• [PROBLEM STATEMENT] Show every line below where "θρόνον" can be found.

(Saved entries)
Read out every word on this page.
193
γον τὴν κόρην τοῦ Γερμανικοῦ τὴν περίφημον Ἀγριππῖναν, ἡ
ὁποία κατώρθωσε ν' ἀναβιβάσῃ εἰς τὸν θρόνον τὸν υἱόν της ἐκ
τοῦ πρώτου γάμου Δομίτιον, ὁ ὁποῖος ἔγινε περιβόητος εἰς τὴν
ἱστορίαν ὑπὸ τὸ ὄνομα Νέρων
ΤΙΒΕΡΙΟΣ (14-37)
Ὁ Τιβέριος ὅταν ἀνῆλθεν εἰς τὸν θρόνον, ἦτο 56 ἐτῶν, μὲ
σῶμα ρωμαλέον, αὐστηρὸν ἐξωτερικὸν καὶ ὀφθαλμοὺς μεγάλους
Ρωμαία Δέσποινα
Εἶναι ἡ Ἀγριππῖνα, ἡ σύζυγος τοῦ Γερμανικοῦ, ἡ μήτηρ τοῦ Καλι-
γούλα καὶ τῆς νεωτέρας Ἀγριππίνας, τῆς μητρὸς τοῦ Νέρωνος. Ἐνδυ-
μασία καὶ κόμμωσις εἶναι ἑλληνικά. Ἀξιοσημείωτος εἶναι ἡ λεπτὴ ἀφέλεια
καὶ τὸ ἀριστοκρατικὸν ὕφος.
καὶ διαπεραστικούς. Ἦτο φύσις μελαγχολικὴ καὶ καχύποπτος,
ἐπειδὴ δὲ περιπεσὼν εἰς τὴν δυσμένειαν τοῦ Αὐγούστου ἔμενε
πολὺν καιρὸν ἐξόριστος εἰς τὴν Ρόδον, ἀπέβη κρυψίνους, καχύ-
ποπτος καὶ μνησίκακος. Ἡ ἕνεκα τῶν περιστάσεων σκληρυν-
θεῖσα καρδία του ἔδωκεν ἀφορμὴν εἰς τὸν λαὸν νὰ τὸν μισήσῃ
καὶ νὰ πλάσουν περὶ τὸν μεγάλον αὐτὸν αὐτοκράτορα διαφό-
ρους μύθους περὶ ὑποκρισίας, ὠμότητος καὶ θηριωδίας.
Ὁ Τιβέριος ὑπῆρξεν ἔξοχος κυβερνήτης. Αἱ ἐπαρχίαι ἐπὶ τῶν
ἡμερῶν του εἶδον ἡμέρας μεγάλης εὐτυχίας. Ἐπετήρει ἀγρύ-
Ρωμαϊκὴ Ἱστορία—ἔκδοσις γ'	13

• [EXPECTED ANSWER]
ὁποία κατώρθωσε ν' ἀναβιβάσῃ εἰς τὸν θρόνον τὸν υἱόν της ἐκ
Ὁ Τιβέριος ὅταν ἀνῆλθεν εἰς τὸν θρόνον, ἦτο 56 ἐτῶν, μὲ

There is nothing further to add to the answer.